**WHAT THIS TASK INVOLVES**: Give only a count of the lines that include the string "opinii".

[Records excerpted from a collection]
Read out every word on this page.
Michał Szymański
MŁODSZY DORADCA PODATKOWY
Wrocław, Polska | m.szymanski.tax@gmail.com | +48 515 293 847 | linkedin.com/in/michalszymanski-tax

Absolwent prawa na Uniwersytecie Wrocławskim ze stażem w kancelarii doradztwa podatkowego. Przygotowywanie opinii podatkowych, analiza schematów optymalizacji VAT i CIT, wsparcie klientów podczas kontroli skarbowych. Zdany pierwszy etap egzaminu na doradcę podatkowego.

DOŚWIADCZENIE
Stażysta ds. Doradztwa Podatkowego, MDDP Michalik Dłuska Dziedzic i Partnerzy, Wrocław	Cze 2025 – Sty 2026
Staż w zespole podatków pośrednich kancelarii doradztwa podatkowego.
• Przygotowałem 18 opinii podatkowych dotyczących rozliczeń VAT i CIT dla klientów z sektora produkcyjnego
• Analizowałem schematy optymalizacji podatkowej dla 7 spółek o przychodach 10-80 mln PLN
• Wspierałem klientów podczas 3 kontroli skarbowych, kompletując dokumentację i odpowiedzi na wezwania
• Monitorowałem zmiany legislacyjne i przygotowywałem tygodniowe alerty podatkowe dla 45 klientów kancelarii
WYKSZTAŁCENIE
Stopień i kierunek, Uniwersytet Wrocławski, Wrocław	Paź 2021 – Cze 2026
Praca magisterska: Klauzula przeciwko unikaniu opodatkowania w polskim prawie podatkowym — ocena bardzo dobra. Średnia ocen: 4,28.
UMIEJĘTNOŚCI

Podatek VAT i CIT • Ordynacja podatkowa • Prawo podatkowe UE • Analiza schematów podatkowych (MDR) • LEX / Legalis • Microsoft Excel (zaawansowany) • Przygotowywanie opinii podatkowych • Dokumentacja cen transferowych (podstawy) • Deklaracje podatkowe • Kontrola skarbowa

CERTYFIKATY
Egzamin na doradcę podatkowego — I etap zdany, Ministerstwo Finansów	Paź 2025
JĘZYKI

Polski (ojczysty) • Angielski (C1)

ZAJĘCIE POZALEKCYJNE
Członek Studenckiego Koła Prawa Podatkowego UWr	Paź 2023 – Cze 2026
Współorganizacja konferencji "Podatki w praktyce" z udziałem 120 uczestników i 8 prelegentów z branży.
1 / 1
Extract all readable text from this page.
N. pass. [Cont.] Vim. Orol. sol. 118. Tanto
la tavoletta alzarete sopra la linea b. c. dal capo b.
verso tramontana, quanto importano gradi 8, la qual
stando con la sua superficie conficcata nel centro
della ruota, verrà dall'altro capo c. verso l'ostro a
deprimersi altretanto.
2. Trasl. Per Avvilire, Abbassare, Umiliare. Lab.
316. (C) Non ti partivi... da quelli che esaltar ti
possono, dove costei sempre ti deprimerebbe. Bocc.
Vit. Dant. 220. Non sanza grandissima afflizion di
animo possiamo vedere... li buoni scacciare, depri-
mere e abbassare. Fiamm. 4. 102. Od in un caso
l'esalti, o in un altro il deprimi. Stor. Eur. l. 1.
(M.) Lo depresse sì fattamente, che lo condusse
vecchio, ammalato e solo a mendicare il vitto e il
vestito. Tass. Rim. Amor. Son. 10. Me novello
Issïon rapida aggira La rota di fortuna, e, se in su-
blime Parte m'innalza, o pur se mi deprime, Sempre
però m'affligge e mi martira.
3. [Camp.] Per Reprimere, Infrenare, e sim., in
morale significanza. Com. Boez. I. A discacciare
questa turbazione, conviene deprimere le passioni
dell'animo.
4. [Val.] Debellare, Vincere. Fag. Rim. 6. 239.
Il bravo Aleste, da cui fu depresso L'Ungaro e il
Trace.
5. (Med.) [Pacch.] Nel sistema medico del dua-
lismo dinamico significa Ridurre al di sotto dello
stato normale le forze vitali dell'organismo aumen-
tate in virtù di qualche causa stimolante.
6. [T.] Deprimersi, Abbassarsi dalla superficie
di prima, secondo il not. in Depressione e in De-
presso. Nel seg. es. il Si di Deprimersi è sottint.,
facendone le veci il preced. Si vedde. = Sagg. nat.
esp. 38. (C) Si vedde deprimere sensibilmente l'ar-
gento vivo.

**FINAL ANSWER**: 3